Scan the entries below and extract each line with the word "CNPJ" in it.

begin

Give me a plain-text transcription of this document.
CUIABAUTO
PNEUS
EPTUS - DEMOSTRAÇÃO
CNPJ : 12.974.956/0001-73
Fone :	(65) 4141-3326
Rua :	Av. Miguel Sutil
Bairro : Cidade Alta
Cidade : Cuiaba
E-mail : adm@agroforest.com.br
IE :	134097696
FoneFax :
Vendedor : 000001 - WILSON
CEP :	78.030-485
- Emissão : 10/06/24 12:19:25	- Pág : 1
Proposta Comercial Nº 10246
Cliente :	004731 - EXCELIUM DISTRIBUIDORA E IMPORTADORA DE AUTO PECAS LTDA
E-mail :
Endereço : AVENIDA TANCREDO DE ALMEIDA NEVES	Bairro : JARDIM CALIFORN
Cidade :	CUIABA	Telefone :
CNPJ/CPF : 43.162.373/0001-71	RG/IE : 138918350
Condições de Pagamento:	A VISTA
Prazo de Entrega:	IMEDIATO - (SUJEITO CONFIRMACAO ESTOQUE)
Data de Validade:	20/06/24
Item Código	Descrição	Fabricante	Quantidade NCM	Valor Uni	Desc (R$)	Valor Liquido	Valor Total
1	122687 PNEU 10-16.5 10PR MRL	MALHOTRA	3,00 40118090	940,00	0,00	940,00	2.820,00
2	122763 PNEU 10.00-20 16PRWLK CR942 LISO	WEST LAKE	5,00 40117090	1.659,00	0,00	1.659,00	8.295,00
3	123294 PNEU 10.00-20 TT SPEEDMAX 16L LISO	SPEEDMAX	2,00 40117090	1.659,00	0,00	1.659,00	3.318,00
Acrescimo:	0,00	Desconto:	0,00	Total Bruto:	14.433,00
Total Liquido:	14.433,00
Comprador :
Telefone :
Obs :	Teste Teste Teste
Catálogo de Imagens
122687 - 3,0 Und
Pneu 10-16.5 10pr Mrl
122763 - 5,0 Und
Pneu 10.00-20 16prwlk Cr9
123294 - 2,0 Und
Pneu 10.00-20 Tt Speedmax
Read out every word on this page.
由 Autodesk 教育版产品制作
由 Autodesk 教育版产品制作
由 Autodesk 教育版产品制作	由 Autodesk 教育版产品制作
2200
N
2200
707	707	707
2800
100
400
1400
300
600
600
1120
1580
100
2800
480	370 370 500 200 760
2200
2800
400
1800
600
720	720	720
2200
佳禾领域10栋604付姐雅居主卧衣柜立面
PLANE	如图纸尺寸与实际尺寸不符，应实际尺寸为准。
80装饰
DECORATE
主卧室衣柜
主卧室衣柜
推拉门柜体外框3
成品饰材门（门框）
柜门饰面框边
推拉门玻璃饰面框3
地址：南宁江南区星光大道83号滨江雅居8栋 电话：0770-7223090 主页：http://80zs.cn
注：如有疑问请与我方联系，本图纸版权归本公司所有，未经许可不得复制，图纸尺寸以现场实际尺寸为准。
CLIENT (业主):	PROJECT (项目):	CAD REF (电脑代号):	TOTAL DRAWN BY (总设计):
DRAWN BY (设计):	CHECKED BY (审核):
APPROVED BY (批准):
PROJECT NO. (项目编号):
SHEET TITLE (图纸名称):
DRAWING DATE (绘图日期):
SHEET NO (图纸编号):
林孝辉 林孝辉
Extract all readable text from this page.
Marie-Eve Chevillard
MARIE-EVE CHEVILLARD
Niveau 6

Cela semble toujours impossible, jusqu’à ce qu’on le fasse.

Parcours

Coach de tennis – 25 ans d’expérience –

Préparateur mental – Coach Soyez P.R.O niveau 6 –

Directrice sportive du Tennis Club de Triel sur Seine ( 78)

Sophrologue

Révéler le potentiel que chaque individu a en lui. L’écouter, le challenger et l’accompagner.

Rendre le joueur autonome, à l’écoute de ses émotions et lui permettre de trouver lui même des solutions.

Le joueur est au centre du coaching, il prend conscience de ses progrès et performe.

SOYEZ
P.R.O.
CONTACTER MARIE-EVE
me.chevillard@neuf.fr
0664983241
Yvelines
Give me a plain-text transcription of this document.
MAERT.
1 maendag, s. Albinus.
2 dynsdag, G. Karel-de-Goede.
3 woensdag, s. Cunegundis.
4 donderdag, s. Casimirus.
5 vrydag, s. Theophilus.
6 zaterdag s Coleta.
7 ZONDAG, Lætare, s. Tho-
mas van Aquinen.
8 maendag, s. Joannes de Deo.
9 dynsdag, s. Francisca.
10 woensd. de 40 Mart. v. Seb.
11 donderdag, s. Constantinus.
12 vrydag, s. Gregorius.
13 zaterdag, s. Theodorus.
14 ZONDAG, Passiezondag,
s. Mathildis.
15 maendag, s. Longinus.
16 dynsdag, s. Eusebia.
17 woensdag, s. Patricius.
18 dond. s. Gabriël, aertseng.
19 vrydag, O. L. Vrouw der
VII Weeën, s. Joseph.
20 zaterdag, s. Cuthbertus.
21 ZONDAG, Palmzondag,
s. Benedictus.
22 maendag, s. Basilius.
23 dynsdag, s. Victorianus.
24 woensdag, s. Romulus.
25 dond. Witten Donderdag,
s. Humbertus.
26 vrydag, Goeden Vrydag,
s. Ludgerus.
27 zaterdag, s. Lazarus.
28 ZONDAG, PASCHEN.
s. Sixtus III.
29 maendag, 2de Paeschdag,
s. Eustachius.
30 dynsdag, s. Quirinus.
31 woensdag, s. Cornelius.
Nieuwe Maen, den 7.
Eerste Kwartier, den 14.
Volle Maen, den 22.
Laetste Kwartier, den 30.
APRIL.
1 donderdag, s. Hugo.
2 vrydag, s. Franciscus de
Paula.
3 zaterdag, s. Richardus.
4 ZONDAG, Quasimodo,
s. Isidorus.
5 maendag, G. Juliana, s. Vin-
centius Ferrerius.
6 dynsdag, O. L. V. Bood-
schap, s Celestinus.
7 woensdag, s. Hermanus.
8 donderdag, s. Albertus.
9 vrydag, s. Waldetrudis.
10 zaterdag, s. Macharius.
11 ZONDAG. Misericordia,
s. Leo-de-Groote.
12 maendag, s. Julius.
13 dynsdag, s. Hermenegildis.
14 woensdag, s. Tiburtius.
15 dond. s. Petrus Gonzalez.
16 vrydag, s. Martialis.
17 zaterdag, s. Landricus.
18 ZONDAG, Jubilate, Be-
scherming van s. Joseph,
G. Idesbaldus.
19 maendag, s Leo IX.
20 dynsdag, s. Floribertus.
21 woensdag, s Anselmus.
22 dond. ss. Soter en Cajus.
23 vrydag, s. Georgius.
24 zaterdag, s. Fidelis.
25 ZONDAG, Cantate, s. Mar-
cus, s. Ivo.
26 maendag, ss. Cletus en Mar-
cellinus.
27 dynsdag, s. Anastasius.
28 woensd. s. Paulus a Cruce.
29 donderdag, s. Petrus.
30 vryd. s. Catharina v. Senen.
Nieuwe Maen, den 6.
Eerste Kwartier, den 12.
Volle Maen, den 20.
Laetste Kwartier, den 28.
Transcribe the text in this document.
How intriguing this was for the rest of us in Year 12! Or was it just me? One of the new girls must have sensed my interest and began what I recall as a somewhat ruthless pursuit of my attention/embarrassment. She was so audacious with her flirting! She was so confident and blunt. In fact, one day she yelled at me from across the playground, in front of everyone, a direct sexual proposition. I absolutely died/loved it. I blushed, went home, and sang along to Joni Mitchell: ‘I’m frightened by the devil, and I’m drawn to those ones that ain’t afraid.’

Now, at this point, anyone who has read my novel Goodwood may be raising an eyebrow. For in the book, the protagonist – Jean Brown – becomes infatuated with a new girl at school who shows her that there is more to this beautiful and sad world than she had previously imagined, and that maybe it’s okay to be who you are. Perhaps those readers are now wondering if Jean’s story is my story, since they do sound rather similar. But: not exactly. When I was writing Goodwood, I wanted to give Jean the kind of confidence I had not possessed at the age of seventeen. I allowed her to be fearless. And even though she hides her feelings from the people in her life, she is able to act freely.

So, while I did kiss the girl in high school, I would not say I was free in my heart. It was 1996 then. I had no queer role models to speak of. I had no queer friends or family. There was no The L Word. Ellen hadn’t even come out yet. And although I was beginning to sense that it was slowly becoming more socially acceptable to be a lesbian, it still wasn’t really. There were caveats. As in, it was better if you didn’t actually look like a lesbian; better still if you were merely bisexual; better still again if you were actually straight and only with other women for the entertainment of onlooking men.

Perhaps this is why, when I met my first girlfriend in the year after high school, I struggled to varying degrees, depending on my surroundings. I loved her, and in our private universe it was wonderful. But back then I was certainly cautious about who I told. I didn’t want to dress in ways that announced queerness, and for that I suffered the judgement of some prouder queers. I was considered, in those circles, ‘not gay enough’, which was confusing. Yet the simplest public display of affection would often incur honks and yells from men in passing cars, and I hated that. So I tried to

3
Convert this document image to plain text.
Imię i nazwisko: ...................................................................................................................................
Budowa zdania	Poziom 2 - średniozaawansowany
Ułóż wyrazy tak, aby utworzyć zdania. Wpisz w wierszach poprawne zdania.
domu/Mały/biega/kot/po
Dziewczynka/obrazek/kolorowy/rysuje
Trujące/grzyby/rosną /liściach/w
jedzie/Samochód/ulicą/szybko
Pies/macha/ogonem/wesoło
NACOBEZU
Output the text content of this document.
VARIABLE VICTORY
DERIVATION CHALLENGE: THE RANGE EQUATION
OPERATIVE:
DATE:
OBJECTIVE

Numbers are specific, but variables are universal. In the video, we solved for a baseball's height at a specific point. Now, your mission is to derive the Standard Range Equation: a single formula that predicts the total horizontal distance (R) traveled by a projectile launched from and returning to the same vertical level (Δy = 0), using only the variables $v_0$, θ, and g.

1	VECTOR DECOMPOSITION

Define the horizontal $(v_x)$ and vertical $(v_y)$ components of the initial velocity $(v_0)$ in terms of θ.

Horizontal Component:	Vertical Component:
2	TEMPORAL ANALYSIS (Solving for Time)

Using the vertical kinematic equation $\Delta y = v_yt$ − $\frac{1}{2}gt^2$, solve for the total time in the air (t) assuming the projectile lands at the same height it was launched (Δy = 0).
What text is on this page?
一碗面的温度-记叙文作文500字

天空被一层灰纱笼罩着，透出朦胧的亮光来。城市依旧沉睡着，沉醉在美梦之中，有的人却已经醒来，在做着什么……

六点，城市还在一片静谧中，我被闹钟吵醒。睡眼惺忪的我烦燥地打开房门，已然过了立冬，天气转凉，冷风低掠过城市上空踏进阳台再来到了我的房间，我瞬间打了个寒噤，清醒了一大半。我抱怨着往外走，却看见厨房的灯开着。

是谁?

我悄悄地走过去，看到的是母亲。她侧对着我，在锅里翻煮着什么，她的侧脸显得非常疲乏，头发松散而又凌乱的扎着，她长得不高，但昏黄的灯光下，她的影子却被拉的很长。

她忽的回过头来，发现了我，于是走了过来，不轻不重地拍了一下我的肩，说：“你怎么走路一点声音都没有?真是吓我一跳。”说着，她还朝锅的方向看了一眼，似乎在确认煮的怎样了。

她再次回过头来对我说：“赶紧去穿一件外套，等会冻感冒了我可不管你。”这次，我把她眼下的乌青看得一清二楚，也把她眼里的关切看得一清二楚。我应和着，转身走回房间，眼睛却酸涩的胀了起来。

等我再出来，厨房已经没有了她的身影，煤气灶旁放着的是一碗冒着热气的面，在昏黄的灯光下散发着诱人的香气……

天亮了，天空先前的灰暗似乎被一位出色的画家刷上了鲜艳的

end

**Final result:**
CNPJ : 12.974.956/0001-73
CNPJ/CPF : 43.162.373/0001-71	RG/IE : 138918350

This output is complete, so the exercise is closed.